— The problem —
Locate the line containing "What data populates" in the material below; repeat it and every line after it, exactly as written.

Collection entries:
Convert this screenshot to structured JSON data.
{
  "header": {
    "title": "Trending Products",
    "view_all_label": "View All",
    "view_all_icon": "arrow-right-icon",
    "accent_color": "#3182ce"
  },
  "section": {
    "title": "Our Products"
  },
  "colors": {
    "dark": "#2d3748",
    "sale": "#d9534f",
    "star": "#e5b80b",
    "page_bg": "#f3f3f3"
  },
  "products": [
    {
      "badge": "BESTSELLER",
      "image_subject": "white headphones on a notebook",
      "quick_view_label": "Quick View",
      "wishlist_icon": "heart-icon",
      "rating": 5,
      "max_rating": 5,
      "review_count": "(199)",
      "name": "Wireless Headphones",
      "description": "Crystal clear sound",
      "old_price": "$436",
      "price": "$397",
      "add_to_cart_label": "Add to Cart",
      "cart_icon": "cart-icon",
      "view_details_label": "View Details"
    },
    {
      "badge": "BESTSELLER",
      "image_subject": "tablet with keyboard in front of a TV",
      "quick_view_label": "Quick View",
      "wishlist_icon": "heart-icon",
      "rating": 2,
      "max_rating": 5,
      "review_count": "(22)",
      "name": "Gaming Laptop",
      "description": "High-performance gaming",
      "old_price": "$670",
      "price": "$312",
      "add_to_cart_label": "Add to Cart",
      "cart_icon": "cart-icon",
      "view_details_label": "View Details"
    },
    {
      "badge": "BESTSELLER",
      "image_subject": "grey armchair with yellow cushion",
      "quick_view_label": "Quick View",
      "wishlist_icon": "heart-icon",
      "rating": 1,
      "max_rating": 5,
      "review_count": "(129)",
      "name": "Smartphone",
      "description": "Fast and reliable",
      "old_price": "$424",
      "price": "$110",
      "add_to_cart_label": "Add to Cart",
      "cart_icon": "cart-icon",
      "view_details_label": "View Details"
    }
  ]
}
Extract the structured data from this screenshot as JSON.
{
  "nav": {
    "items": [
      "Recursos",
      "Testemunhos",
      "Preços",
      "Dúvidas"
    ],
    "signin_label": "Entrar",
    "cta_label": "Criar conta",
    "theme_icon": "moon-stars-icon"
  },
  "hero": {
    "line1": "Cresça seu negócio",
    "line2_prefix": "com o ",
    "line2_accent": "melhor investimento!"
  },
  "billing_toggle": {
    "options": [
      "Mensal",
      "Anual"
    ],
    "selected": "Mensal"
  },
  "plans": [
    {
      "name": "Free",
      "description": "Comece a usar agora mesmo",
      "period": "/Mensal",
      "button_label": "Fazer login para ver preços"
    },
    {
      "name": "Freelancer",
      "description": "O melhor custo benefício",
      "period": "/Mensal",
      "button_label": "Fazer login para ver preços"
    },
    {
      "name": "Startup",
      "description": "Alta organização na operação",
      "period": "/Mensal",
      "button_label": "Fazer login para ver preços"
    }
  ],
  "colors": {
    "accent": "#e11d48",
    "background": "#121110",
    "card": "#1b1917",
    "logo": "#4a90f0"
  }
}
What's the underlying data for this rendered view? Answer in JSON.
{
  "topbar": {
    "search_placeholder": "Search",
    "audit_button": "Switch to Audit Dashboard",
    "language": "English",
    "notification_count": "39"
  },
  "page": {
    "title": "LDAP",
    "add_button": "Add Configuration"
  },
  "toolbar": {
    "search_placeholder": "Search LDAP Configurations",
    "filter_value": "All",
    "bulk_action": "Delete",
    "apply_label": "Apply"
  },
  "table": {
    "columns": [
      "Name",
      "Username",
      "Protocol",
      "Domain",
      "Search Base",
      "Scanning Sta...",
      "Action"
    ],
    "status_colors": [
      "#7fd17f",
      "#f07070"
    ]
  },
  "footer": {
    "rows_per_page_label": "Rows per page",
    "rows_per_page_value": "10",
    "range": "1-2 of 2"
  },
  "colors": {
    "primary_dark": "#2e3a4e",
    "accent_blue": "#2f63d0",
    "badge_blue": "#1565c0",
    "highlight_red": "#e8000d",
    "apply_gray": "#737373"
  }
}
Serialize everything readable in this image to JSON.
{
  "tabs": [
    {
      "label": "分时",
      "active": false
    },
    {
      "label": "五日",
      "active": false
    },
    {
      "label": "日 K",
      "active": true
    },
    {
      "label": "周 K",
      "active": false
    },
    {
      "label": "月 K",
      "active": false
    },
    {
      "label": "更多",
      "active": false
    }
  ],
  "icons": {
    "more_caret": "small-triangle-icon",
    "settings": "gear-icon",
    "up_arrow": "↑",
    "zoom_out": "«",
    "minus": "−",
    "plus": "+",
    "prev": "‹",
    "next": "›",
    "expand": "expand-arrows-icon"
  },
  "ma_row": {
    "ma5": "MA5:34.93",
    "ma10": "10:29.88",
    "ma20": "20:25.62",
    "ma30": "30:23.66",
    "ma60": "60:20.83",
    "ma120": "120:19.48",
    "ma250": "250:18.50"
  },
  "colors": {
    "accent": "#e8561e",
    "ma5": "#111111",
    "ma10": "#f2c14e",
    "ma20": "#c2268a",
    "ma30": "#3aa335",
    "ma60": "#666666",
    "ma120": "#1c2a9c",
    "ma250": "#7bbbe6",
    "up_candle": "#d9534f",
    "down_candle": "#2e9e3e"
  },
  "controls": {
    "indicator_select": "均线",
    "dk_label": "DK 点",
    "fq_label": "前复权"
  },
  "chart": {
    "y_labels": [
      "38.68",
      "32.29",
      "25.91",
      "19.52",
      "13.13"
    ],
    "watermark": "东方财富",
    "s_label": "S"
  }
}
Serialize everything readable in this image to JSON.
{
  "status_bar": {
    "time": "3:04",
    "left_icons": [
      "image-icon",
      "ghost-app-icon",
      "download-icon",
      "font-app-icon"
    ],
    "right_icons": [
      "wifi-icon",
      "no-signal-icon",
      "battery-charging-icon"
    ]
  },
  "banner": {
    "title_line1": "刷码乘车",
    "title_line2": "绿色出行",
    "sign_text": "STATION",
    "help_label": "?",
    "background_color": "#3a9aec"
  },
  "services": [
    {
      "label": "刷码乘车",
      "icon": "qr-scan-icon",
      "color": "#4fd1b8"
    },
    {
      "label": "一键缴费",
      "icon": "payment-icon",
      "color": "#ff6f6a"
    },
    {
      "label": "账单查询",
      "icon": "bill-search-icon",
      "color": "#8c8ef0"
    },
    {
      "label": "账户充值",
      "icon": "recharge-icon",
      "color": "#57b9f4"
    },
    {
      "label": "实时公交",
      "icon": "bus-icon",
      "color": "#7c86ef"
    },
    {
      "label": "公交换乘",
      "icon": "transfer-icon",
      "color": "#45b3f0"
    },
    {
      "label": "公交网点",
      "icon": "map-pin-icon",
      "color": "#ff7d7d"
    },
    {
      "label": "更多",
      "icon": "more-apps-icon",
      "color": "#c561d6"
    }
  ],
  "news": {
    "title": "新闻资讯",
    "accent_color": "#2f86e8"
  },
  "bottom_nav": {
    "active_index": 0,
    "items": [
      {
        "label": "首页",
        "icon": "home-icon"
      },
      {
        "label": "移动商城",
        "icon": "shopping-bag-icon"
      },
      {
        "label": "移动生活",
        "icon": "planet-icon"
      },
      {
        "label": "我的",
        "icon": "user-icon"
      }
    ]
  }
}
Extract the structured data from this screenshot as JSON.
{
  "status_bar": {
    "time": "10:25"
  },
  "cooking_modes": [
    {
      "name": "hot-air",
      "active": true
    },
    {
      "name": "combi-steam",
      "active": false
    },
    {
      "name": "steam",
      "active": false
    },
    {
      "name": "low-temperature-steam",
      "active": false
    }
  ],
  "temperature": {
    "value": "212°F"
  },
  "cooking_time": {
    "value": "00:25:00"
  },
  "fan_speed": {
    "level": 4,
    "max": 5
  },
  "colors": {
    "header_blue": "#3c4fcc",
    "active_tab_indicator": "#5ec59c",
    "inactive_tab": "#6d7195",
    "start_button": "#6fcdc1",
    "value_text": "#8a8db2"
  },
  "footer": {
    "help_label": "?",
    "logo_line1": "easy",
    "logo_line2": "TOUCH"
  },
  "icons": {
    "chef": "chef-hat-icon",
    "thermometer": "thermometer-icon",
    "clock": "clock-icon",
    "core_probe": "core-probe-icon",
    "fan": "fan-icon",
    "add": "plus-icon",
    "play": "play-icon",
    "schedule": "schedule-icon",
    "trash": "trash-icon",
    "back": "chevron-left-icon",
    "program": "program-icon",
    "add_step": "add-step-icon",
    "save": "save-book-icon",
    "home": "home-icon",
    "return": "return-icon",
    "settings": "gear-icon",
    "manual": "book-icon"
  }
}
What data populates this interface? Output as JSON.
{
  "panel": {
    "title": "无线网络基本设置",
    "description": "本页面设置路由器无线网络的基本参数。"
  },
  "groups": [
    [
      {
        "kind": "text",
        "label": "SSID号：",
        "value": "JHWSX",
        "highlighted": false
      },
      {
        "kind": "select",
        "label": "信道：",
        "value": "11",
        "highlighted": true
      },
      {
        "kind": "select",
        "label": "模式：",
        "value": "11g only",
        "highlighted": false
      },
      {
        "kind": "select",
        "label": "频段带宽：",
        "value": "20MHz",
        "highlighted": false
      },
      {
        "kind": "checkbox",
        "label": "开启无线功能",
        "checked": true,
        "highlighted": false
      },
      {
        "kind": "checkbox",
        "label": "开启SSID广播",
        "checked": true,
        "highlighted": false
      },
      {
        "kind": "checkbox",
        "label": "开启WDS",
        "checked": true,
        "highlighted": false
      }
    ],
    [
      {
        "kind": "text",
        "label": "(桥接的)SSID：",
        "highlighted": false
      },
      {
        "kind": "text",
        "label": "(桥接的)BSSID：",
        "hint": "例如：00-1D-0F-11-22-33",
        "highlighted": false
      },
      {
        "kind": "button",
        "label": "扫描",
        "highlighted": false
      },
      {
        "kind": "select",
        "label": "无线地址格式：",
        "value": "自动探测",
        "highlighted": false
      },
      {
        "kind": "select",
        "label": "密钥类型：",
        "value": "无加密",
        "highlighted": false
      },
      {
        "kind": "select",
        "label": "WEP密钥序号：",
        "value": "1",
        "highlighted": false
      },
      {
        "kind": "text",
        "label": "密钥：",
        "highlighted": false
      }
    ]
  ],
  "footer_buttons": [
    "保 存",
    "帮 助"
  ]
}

— Right answer —
What data populates this interface? Output as JSON.
{
  "panel": {
    "title": "无线网络基本设置",
    "description": "本页面设置路由器无线网络的基本参数。"
  },
  "groups": [
    [
      {
        "kind": "text",
        "label": "SSID号：",
        "value": "JHWSX",
        "highlighted": false
      },
      {
        "kind": "select",
        "label": "信道：",
        "value": "11",
        "highlighted": true
      },
      {
        "kind": "select",
        "label": "模式：",
        "value": "11g only",
        "highlighted": false
      },
      {
        "kind": "select",
        "label": "频段带宽：",
        "value": "20MHz",
        "highlighted": false
      },
      {
        "kind": "checkbox",
        "label": "开启无线功能",
        "checked": true,
        "highlighted": false
      },
      {
        "kind": "checkbox",
        "label": "开启SSID广播",
        "checked": true,
        "highlighted": false
      },
      {
        "kind": "checkbox",
        "label": "开启WDS",
        "checked": true,
        "highlighted": false
      }
    ],
    [
      {
        "kind": "text",
        "label": "(桥接的)SSID：",
        "highlighted": false
      },
      {
        "kind": "text",
        "label": "(桥接的)BSSID：",
        "hint": "例如：00-1D-0F-11-22-33",
        "highlighted": false
      },
      {
        "kind": "button",
        "label": "扫描",
        "highlighted": false
      },
      {
        "kind": "select",
        "label": "无线地址格式：",
        "value": "自动探测",
        "highlighted": false
      },
      {
        "kind": "select",
        "label": "密钥类型：",
        "value": "无加密",
        "highlighted": false
      },
      {
        "kind": "select",
        "label": "WEP密钥序号：",
        "value": "1",
        "highlighted": false
      },
      {
        "kind": "text",
        "label": "密钥：",
        "highlighted": false
      }
    ]
  ],
  "footer_buttons": [
    "保 存",
    "帮 助"
  ]
}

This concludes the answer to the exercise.